Resume the column on fitting vintage parts to new electric guitars, starting right after its last sentence.

PROVIDED PASSAGE>
*-*-*
Installing a vintage tone cap, like this paper-waxed capacitor (PIW), can make a noticeable difference in your guitar’s tone, because vintage caps leak more rich and detailed overtones than new tone caps.
To swap or not to swap? Let’s explore some situations when it makes sense to replace hardware … and instances when it doesn’t.
Welcome back to Mod Garage. This month I want to give you some insight into putting vintage parts into new electric guitars and explore why so many people are doing this.
The trend to put old vintage parts into electric guitars started years ago and it’s still in vogue today. But besides the hip factor, is it reasonable to do so? What can you expect, and are there specific situations where this makes sense for a new electric guitar? In this column, we’ll have to face some sad and unpopular facts (and myths) about vintage guitars and vintage parts, so not everyone will be happy about this.
In general, the vintage world is not limited to guitars or instruments. The scene includes a lot of categories, such as cars, watches, clothing, furniture, books, electric devices, and much more. But the basic principles are always the same and there are many reasons why someone decides to jump on that wagon.
We don’t have to discuss putting vintage parts on vintage guitars, which seems logical and natural. On a vintage guitar, it’s all about stock condition and authenticity, like on every vintage collector’s item, no matter what it is.
Let’s start with sad vintage “truth” number one:
Today we can build much better electric guitars than ever before.
That’s not really bad news, if you’re not a vintage guitar seller. Don’t get me wrong, I’m not saying the old vintage guitars are obsolete or bad in comparison with the ones we can build today. But with today’s high-tech equipment, the level of consistent quality is outstanding and close to perfect. All instruments produced that way are more or less completely identical. Vintage guitars, even if built from the same persons on the same day, are virtually all individual items, which for sure is one of the main keys to their magic. And naturally everyone wants to own an individual item rather than an industrial, mass-produced object.
*-*-*
DATA SHOWN>
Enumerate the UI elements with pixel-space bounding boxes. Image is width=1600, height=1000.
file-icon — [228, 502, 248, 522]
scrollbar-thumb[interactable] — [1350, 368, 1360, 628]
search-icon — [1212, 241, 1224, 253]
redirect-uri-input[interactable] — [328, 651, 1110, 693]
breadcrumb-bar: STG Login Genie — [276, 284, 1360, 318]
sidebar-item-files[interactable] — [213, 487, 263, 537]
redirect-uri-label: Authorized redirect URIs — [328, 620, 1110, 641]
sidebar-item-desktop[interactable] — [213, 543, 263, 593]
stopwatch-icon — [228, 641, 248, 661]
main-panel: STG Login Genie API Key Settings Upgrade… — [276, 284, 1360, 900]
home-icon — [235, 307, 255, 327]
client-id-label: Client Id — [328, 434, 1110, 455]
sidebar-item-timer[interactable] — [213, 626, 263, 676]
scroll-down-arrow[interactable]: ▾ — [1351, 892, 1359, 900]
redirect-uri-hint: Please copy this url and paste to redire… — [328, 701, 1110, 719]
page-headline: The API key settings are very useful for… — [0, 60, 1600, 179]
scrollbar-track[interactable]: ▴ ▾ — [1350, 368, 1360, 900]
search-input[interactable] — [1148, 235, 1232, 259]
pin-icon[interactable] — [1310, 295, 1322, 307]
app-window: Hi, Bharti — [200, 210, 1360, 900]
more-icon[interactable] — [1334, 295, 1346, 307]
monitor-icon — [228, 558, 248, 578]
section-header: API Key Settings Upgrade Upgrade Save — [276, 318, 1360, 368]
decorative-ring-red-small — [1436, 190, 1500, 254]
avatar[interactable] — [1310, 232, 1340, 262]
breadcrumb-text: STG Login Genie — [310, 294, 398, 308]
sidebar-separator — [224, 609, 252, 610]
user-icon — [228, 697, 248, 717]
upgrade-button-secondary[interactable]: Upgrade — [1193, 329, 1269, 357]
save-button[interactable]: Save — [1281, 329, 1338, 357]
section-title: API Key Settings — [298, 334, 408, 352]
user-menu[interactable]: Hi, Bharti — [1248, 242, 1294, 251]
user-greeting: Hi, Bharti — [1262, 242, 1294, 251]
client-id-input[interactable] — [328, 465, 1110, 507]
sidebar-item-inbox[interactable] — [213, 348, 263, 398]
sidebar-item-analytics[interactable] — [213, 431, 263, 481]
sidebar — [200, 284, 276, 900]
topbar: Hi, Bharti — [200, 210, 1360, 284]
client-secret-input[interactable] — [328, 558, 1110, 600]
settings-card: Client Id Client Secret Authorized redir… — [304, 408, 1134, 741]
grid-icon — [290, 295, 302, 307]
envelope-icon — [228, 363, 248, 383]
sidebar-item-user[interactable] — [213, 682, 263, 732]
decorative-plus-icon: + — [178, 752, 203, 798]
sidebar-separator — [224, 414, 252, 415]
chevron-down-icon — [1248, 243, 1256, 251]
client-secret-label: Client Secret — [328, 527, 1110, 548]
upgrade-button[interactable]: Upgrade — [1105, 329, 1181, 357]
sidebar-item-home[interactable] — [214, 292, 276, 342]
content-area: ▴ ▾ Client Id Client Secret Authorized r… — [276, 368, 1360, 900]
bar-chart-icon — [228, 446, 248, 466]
*-*-*
EXERCISE OUTPUT>
Today we can build tuners that are far ahead of what was possible in the ’50s and ’60s, as well as bridges and tremolos that are little mechanical pieces of art regarding precision and accuracy. So, does it make sense to put vintage hardware on a new electric guitar?
Regarding quality and performance, it’s a clear NO! I have numerous customers doing exactly the opposite, no matter if it’s sacrilege or not. They want to play their vintage guitars but with today’s highest possible performance, so they take out the vintage parts, carefully storing them away, replacing them with modern 1:1 copies to spruce up the old guitars. This is often the case with tuners, string trees, tremolos, and the like, and it’s important that the new parts will fit 1:1 so no new holes need to be drilled to make them fit.
Sometimes imperfection to a certain degree can be exactly the thing you’re looking for regarding tone.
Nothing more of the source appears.